Written problem: Bring together all lines of the material below that contain the string "これについて意見はあるか".

Extracted data:
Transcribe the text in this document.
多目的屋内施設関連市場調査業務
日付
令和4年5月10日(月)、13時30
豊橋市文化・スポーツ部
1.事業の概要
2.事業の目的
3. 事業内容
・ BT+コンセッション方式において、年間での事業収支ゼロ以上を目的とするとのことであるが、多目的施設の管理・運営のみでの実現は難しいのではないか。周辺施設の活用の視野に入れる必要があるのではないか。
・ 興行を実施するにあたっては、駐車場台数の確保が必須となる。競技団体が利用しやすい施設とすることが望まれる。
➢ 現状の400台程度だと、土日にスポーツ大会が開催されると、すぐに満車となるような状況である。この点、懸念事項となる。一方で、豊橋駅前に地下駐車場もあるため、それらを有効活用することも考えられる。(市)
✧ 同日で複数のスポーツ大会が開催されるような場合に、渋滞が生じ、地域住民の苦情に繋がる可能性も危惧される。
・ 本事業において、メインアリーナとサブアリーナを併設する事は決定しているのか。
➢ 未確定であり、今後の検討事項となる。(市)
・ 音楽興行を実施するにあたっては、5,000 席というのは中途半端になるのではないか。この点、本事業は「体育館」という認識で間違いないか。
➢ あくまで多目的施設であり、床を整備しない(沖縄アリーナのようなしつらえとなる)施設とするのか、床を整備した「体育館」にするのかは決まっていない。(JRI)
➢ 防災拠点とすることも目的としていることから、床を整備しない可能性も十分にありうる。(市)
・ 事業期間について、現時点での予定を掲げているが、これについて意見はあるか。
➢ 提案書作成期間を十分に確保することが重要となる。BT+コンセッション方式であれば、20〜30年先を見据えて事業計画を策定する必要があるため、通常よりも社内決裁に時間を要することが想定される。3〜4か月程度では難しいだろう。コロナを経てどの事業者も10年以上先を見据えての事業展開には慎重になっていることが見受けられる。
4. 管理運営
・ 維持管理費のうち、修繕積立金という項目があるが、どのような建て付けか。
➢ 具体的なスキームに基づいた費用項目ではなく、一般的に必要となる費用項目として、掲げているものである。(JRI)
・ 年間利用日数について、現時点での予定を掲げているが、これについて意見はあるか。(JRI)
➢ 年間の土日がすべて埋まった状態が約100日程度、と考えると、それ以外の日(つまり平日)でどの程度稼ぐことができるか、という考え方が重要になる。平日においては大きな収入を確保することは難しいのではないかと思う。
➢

Reply to the task:
・ 事業期間について、現時点での予定を掲げているが、これについて意見はあるか。
・ 年間利用日数について、現時点での予定を掲げているが、これについて意見はあるか。(JRI)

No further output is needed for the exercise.